• Task to carry out:
Locate all lines with the word "icon" and copy them out.

• Information given:
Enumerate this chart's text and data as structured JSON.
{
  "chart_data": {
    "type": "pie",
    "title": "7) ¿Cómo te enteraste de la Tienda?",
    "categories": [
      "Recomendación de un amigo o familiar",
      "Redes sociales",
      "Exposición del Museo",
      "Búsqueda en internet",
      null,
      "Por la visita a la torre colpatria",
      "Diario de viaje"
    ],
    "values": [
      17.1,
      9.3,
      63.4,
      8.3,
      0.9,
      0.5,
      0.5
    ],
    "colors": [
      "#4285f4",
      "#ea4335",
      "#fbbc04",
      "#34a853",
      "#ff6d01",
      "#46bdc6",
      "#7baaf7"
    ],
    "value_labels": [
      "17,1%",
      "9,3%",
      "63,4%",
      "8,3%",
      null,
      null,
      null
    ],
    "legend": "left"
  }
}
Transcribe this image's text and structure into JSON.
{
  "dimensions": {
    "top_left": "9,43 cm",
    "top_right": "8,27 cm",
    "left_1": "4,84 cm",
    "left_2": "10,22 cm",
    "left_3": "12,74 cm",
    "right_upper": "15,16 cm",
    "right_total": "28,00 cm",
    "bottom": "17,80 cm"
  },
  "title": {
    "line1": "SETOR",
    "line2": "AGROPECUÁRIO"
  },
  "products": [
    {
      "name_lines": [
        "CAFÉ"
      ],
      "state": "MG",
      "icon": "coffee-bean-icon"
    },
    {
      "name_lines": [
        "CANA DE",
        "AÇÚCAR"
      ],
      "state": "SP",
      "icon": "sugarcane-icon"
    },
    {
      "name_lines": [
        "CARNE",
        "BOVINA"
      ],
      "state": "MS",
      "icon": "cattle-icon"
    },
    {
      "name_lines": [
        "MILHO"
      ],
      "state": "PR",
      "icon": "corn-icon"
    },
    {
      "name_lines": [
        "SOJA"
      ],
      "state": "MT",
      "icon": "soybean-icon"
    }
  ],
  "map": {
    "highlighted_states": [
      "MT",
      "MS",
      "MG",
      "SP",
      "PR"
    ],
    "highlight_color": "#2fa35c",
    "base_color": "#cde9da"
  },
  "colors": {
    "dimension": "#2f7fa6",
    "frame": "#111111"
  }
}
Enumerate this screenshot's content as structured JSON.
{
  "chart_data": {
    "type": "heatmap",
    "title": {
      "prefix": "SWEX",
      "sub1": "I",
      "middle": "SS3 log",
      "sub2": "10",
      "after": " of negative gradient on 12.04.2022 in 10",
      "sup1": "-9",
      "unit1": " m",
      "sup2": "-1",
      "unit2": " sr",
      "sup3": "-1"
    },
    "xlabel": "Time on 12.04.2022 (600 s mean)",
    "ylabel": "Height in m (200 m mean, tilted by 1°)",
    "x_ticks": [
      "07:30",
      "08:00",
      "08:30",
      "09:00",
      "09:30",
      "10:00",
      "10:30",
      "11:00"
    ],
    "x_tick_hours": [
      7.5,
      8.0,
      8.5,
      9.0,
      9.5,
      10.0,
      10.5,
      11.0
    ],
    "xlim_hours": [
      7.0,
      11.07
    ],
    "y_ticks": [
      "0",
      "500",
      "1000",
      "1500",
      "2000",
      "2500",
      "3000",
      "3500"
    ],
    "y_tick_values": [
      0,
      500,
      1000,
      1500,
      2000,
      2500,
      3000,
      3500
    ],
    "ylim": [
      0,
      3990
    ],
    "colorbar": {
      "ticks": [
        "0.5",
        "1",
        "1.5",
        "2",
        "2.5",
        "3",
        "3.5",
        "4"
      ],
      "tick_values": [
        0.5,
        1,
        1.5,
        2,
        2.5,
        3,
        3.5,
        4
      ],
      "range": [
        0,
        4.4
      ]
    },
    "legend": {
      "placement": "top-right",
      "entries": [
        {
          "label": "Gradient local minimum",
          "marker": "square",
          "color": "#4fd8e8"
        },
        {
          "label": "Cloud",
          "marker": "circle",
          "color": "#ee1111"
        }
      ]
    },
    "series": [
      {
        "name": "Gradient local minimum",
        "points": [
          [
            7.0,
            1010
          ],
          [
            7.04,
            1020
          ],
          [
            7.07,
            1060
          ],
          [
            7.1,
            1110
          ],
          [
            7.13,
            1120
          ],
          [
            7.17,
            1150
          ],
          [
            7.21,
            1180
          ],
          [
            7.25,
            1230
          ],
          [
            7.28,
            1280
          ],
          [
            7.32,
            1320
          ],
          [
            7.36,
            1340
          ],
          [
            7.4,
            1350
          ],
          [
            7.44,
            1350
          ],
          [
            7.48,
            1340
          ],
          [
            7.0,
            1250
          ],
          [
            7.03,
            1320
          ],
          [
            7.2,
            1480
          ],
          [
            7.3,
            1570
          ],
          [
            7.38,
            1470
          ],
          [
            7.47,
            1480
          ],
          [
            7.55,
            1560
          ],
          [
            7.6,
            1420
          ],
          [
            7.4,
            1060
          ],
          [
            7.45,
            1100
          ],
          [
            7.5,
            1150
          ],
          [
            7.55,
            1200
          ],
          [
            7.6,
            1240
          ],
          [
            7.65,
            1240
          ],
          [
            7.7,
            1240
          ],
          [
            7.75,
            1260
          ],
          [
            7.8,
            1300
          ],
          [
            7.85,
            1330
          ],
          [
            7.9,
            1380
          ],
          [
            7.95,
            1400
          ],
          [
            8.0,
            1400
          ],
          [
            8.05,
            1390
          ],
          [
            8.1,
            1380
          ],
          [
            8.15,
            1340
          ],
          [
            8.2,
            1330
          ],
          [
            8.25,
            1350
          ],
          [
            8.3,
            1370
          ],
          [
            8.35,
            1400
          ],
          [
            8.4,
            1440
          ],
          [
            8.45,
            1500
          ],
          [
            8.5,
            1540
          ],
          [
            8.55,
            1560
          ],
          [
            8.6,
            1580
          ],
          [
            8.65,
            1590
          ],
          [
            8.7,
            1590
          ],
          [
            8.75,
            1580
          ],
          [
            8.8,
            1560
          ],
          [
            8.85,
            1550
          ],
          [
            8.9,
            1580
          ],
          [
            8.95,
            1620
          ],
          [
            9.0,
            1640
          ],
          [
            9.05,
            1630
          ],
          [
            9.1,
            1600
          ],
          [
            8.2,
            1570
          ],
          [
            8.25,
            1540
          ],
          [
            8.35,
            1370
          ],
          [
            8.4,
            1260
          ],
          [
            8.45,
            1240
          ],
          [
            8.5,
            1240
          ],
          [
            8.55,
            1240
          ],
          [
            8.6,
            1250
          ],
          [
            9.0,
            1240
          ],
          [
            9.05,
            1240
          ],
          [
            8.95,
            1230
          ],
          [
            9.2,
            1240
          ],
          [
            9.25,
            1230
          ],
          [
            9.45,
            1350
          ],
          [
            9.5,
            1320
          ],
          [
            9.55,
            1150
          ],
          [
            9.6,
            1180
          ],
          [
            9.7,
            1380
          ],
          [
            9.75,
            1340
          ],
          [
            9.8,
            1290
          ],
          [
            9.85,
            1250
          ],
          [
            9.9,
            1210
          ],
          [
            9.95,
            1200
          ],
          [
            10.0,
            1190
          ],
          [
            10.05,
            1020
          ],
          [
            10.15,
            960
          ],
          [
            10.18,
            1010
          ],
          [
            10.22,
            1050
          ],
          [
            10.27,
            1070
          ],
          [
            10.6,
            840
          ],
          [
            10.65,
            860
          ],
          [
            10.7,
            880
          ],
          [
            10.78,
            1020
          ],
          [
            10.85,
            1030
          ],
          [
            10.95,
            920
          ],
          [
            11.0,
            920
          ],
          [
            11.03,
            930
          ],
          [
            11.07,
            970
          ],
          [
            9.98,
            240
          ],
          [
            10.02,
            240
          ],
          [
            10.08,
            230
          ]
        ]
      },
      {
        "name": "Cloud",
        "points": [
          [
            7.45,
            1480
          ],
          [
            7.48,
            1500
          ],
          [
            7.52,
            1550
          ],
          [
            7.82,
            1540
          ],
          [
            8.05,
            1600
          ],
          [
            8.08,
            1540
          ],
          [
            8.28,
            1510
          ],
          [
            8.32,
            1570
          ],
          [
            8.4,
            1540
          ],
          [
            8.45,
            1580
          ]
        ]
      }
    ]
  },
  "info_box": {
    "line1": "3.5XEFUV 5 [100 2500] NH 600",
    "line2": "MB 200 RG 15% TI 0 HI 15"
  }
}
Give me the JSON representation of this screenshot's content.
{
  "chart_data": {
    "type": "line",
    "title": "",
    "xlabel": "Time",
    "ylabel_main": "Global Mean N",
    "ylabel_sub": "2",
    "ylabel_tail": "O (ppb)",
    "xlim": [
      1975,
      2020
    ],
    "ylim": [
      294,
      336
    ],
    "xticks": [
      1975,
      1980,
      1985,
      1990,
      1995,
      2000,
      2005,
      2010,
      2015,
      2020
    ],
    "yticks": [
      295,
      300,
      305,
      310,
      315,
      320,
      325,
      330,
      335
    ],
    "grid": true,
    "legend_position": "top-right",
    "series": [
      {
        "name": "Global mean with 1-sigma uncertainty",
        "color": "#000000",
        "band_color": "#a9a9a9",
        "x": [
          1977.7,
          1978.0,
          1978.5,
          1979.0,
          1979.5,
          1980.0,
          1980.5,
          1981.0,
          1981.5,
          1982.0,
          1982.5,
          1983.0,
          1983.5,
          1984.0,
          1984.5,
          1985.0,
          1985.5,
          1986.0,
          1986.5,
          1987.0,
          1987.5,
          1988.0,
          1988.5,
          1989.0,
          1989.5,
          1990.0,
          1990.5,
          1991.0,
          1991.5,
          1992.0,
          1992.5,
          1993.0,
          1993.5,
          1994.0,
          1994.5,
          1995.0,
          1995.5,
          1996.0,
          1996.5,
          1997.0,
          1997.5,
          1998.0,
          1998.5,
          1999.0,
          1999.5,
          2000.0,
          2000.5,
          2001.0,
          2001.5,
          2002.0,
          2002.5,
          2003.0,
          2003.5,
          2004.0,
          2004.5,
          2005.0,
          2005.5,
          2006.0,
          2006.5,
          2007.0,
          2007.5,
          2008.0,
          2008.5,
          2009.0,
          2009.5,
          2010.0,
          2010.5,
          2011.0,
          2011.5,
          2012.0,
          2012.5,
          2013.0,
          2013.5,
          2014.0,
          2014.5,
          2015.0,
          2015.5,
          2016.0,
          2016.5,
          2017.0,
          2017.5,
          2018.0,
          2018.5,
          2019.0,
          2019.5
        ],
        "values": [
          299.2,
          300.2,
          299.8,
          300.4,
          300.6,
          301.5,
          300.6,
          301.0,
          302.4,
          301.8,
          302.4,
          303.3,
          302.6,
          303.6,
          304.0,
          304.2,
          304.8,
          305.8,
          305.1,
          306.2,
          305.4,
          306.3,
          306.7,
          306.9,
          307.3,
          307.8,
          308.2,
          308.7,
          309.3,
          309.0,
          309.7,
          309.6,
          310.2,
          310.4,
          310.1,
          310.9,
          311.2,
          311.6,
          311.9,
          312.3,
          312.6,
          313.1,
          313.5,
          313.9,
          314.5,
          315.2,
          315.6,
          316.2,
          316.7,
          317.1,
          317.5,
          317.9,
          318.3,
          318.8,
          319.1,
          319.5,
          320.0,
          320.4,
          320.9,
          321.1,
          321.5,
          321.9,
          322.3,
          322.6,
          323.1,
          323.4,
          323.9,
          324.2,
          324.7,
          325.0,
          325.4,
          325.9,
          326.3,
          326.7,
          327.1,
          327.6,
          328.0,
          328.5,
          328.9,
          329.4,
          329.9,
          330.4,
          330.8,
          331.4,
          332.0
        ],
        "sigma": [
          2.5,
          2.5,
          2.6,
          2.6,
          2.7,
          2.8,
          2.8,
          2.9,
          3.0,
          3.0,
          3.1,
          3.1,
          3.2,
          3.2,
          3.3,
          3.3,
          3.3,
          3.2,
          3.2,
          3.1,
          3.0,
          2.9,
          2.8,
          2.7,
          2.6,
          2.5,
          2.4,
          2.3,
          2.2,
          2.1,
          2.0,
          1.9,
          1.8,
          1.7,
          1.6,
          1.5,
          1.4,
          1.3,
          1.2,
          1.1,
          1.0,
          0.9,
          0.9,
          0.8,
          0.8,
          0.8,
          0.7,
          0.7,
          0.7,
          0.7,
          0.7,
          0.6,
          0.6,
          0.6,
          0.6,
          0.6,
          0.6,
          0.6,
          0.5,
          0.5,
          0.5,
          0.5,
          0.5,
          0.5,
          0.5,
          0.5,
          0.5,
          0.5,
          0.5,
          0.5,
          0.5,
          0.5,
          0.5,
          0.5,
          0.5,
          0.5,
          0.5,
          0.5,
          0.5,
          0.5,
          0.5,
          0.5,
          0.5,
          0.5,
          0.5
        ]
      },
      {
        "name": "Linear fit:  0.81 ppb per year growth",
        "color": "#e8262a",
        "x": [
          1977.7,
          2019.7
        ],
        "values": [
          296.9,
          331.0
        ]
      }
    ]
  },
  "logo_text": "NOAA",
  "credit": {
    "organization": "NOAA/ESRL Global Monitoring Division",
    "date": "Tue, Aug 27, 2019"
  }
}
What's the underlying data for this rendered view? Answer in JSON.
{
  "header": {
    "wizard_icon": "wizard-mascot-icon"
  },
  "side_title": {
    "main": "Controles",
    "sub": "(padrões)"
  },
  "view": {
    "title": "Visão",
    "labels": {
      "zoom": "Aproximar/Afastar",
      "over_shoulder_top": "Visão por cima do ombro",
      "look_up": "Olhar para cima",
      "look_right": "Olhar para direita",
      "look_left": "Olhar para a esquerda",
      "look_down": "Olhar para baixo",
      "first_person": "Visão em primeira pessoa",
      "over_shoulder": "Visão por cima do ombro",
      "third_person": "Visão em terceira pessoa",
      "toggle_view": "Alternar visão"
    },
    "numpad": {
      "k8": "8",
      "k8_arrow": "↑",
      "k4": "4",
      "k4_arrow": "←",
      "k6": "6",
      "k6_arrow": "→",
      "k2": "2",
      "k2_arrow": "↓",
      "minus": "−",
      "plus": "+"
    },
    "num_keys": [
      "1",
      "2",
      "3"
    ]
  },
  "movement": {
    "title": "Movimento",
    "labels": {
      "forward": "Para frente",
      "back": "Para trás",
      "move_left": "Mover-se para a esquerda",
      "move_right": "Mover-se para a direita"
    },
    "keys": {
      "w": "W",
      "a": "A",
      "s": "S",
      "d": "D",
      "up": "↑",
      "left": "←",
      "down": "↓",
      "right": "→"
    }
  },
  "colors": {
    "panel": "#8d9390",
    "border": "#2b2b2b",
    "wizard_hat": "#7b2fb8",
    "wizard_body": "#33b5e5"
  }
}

• Written response:
      "icon": "coffee-bean-icon"
      "icon": "sugarcane-icon"
      "icon": "cattle-icon"
      "icon": "corn-icon"
      "icon": "soybean-icon"
    "wizard_icon": "wizard-mascot-icon"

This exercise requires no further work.